[Data for this exercise]

+++

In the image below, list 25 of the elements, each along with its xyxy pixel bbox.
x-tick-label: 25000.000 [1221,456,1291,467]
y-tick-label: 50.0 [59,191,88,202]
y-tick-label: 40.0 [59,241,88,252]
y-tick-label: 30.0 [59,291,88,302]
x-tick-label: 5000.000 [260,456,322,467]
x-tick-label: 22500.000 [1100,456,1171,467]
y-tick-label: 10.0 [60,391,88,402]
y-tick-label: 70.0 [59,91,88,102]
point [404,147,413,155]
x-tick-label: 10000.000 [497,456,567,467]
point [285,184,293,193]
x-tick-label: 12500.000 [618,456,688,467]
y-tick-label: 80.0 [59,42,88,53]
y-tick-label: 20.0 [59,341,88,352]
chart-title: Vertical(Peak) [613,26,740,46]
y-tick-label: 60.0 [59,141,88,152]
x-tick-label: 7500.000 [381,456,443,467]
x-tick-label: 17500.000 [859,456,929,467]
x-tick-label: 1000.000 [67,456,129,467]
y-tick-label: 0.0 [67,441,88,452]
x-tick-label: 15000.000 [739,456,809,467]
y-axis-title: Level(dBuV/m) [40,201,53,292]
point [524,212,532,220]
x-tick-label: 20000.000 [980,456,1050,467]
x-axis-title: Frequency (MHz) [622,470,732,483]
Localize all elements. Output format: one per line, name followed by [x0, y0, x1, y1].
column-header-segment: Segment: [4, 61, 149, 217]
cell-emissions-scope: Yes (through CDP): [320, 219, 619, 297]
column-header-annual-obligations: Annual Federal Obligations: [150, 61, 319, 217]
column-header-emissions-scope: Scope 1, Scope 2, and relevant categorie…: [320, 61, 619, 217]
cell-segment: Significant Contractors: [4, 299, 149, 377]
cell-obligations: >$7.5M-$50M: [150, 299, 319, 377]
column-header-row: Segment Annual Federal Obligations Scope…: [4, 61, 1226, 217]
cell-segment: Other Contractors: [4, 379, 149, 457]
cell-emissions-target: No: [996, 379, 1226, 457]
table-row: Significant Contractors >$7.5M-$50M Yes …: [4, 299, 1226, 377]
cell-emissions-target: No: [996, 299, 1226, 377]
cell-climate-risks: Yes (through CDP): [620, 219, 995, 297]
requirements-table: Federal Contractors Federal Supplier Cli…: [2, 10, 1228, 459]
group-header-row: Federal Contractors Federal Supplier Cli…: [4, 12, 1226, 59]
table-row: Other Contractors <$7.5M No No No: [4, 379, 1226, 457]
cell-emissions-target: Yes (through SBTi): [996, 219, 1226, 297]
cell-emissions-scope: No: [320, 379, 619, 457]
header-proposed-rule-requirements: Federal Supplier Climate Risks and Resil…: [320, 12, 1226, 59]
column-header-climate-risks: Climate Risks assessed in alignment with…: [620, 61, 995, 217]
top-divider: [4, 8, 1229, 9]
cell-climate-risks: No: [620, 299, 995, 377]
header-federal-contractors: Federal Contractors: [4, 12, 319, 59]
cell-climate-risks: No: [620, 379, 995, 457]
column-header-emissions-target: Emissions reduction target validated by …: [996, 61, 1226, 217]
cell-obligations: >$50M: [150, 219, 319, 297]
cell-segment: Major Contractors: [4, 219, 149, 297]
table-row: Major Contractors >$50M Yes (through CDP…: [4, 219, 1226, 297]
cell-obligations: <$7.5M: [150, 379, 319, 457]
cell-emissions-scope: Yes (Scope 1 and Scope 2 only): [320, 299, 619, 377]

+++

[Given problem] Please arrange the entries as a numbered list, from their first line through the line containing "x-axis-title: Frequency (MHz)", with both of those lines included and any blank lines left out.

[Response]
1. In the image below, list 25 of the elements, each along with its xyxy pixel bbox.
2. x-tick-label: 25000.000 [1221,456,1291,467]
3. y-tick-label: 50.0 [59,191,88,202]
4. y-tick-label: 40.0 [59,241,88,252]
5. y-tick-label: 30.0 [59,291,88,302]
6. x-tick-label: 5000.000 [260,456,322,467]
7. x-tick-label: 22500.000 [1100,456,1171,467]
8. y-tick-label: 10.0 [60,391,88,402]
9. y-tick-label: 70.0 [59,91,88,102]
10. point [404,147,413,155]
11. x-tick-label: 10000.000 [497,456,567,467]
12. point [285,184,293,193]
13. x-tick-label: 12500.000 [618,456,688,467]
14. y-tick-label: 80.0 [59,42,88,53]
15. y-tick-label: 20.0 [59,341,88,352]
16. chart-title: Vertical(Peak) [613,26,740,46]
17. y-tick-label: 60.0 [59,141,88,152]
18. x-tick-label: 7500.000 [381,456,443,467]
19. x-tick-label: 17500.000 [859,456,929,467]
20. x-tick-label: 1000.000 [67,456,129,467]
21. y-tick-label: 0.0 [67,441,88,452]
22. x-tick-label: 15000.000 [739,456,809,467]
23. y-axis-title: Level(dBuV/m) [40,201,53,292]
24. point [524,212,532,220]
25. x-tick-label: 20000.000 [980,456,1050,467]
26. x-axis-title: Frequency (MHz) [622,470,732,483]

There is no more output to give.